> _Task instructions_:
Copy every line from the records below that holds the word "title".

===== Supplied records

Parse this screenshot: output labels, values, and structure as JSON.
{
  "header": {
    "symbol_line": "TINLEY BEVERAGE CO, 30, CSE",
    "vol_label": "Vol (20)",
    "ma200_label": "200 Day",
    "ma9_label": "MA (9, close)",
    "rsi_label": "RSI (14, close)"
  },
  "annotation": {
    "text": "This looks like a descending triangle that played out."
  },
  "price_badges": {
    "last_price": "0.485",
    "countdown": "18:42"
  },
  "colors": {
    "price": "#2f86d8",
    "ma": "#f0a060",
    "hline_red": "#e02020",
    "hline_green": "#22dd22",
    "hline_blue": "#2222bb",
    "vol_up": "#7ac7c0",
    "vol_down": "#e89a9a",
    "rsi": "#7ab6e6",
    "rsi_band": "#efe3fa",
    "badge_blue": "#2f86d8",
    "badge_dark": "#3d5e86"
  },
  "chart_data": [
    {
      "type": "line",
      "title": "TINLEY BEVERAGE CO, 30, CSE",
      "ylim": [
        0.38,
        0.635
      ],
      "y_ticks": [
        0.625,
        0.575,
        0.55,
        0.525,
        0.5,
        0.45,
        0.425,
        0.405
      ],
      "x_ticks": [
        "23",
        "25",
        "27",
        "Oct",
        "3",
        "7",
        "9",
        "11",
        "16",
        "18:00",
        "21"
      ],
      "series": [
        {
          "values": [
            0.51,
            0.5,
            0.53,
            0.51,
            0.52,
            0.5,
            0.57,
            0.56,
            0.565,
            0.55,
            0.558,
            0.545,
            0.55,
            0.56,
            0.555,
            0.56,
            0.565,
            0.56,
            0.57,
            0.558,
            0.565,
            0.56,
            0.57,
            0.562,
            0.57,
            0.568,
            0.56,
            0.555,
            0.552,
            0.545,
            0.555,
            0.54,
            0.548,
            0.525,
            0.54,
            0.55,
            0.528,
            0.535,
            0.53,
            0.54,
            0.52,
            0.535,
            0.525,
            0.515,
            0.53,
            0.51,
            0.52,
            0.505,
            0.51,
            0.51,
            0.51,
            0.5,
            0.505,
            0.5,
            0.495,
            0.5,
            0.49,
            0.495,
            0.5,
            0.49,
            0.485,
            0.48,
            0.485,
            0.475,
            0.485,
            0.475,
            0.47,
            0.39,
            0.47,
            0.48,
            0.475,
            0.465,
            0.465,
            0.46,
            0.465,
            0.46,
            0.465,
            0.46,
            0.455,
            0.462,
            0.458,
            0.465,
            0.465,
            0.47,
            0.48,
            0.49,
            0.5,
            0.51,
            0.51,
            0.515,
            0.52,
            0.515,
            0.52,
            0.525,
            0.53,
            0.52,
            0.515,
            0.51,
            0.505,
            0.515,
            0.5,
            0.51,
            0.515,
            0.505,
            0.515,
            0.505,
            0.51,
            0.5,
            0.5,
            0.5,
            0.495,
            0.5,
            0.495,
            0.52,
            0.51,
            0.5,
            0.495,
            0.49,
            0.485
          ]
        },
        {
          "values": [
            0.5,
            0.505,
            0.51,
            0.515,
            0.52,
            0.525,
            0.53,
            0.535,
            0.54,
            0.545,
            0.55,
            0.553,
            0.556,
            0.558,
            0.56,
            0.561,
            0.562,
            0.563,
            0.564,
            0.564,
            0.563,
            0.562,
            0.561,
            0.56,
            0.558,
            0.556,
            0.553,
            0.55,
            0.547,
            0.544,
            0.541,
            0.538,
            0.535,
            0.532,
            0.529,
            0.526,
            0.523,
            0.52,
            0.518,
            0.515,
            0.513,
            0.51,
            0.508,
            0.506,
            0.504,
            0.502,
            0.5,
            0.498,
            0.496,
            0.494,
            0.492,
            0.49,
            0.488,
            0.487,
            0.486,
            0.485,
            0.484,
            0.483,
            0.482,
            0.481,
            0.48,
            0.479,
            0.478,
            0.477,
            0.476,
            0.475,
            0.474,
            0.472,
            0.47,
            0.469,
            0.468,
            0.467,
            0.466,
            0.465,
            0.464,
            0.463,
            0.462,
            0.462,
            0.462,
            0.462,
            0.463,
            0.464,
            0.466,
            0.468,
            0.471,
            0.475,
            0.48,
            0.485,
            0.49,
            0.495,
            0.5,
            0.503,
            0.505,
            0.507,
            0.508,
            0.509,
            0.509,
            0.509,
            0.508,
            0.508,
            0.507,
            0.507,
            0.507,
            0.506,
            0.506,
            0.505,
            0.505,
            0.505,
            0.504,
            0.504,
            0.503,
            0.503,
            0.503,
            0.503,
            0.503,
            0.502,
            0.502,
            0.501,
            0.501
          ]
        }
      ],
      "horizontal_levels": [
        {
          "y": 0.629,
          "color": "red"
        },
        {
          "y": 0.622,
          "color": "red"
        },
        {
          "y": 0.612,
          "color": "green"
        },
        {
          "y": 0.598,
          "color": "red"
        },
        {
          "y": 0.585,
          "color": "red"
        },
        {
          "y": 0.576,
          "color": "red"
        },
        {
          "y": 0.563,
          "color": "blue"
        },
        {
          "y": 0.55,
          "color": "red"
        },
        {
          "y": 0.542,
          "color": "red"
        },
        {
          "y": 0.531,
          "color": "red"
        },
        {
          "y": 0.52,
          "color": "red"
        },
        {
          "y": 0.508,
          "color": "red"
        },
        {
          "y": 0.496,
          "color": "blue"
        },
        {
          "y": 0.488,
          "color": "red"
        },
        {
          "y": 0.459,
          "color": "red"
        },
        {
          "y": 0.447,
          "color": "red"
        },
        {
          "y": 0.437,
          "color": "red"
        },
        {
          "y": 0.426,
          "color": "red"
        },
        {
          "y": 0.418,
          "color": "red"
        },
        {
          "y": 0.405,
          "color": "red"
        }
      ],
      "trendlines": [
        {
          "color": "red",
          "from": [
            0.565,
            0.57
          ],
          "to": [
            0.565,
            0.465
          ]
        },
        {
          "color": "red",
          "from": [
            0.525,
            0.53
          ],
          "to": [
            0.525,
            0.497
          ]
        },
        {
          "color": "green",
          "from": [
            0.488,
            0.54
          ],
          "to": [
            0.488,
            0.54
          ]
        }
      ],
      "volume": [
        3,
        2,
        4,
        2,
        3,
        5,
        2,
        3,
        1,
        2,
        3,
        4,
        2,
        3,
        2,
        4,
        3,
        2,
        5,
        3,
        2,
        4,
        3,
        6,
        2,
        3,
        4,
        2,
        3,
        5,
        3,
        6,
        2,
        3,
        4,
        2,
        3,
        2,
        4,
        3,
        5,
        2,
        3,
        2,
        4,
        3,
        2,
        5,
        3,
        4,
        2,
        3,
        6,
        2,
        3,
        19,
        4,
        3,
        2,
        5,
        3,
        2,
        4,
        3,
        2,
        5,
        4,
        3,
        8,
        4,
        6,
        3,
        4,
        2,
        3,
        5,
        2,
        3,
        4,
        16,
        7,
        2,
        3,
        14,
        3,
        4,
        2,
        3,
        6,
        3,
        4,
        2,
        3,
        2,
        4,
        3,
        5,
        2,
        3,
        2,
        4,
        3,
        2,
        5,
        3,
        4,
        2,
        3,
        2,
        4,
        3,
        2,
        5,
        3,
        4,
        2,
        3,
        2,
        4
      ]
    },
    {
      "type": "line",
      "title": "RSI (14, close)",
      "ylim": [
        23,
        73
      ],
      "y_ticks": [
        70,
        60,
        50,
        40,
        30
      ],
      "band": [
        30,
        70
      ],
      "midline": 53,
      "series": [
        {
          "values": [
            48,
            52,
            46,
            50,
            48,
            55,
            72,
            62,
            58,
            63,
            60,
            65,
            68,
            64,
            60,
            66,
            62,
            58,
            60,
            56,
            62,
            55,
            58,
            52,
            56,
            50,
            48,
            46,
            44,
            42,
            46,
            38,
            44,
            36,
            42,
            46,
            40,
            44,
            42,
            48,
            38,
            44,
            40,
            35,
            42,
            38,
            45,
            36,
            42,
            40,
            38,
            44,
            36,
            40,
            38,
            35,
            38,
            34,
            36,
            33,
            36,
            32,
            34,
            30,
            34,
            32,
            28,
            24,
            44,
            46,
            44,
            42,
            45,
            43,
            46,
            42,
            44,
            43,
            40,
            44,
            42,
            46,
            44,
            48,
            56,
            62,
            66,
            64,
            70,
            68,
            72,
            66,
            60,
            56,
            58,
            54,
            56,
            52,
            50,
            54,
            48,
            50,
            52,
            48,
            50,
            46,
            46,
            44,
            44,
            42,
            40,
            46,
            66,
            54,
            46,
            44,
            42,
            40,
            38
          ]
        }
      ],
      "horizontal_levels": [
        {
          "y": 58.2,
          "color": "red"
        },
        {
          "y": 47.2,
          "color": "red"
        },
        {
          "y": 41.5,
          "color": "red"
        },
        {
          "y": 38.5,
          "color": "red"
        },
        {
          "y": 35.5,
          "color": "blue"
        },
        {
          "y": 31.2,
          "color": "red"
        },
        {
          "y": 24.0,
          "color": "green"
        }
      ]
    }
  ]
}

==========

> _Exercise output_:
      "title": "TINLEY BEVERAGE CO, 30, CSE",
      "title": "RSI (14, close)",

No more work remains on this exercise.